Problem:
The entries below should be given again exactly, minus their pictures.

======== Material shown ========

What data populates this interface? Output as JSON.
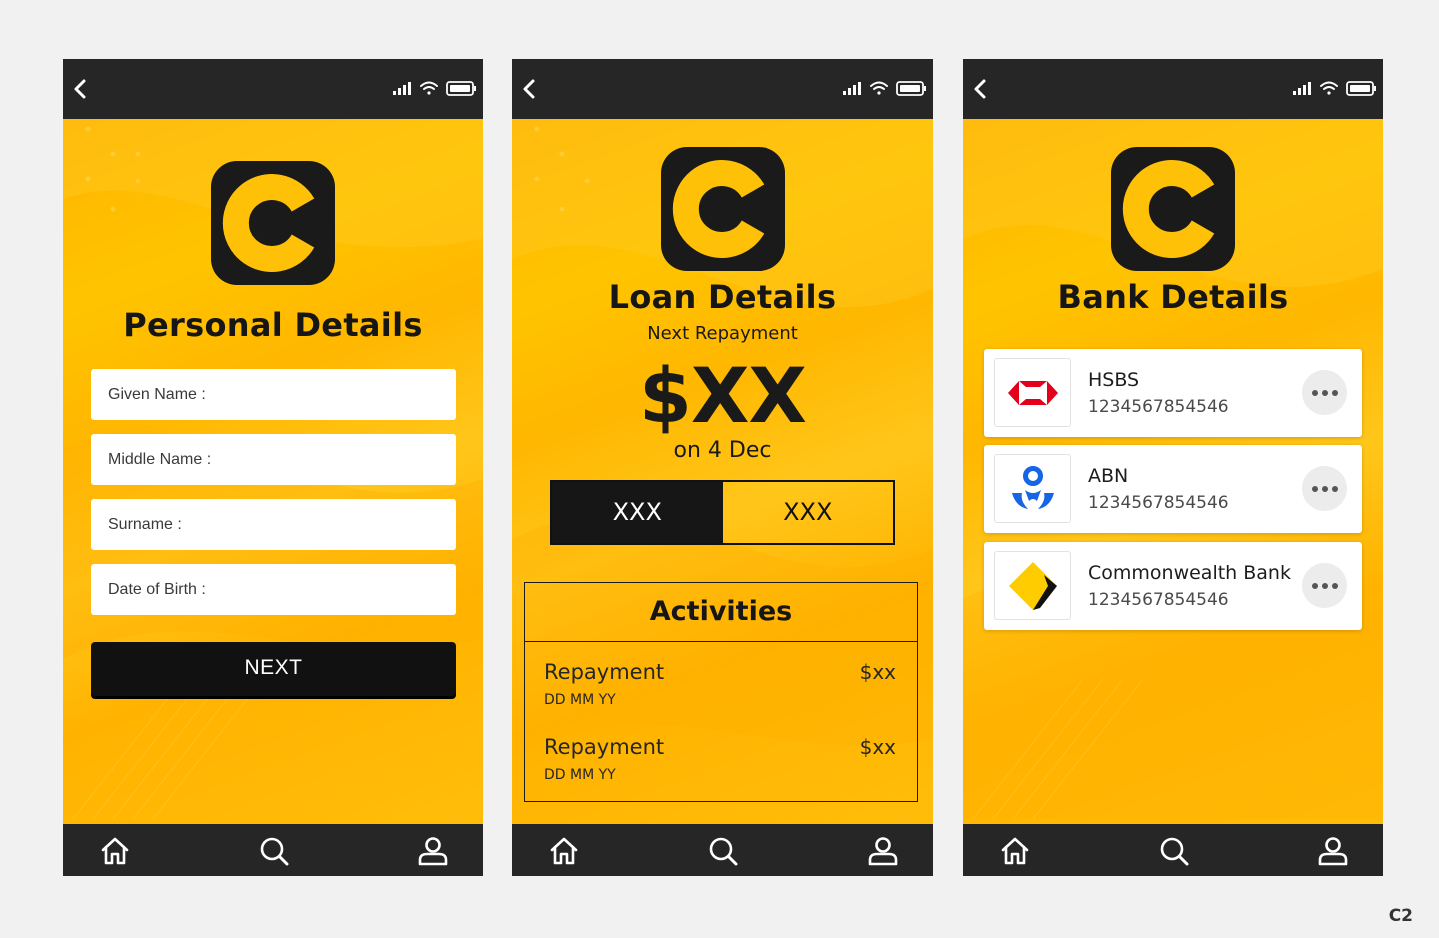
{
  "screens": {
    "personal": {
      "title": "Personal Details",
      "fields": [
        {
          "label": "Given Name :"
        },
        {
          "label": "Middle Name :"
        },
        {
          "label": "Surname :"
        },
        {
          "label": "Date of Birth :"
        }
      ],
      "next_label": "NEXT"
    },
    "loan": {
      "title": "Loan Details",
      "next_repayment_label": "Next Repayment",
      "amount": "$XX",
      "due_label": "on 4 Dec",
      "toggle": [
        "XXX",
        "XXX"
      ],
      "activities_title": "Activities",
      "activities": [
        {
          "label": "Repayment",
          "date": "DD MM YY",
          "amount": "$xx"
        },
        {
          "label": "Repayment",
          "date": "DD MM YY",
          "amount": "$xx"
        }
      ]
    },
    "bank": {
      "title": "Bank Details",
      "banks": [
        {
          "name": "HSBS",
          "account": "1234567854546",
          "logo": "hsbc-logo"
        },
        {
          "name": "ABN",
          "account": "1234567854546",
          "logo": "anz-logo"
        },
        {
          "name": "Commonwealth Bank",
          "account": "1234567854546",
          "logo": "commbank-logo"
        }
      ]
    }
  },
  "icons": {
    "back": "chevron-left-icon",
    "signal": "signal-icon",
    "wifi": "wifi-icon",
    "battery": "battery-icon",
    "home": "home-icon",
    "search": "search-icon",
    "user": "user-icon",
    "more": "more-horizontal-icon"
  },
  "colors": {
    "accent": "#ffc107",
    "dark": "#262626",
    "black": "#111111"
  },
  "corner_label": "C2"
}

========

Reply to the exercise:
What data populates this interface? Output as JSON.
{
  "screens": {
    "personal": {
      "title": "Personal Details",
      "fields": [
        {
          "label": "Given Name :"
        },
        {
          "label": "Middle Name :"
        },
        {
          "label": "Surname :"
        },
        {
          "label": "Date of Birth :"
        }
      ],
      "next_label": "NEXT"
    },
    "loan": {
      "title": "Loan Details",
      "next_repayment_label": "Next Repayment",
      "amount": "$XX",
      "due_label": "on 4 Dec",
      "toggle": [
        "XXX",
        "XXX"
      ],
      "activities_title": "Activities",
      "activities": [
        {
          "label": "Repayment",
          "date": "DD MM YY",
          "amount": "$xx"
        },
        {
          "label": "Repayment",
          "date": "DD MM YY",
          "amount": "$xx"
        }
      ]
    },
    "bank": {
      "title": "Bank Details",
      "banks": [
        {
          "name": "HSBS",
          "account": "1234567854546",
          "logo": "hsbc-logo"
        },
        {
          "name": "ABN",
          "account": "1234567854546",
          "logo": "anz-logo"
        },
        {
          "name": "Commonwealth Bank",
          "account": "1234567854546",
          "logo": "commbank-logo"
        }
      ]
    }
  },
  "icons": {
    "back": "chevron-left-icon",
    "signal": "signal-icon",
    "wifi": "wifi-icon",
    "battery": "battery-icon",
    "home": "home-icon",
    "search": "search-icon",
    "user": "user-icon",
    "more": "more-horizontal-icon"
  },
  "colors": {
    "accent": "#ffc107",
    "dark": "#262626",
    "black": "#111111"
  },
  "corner_label": "C2"
}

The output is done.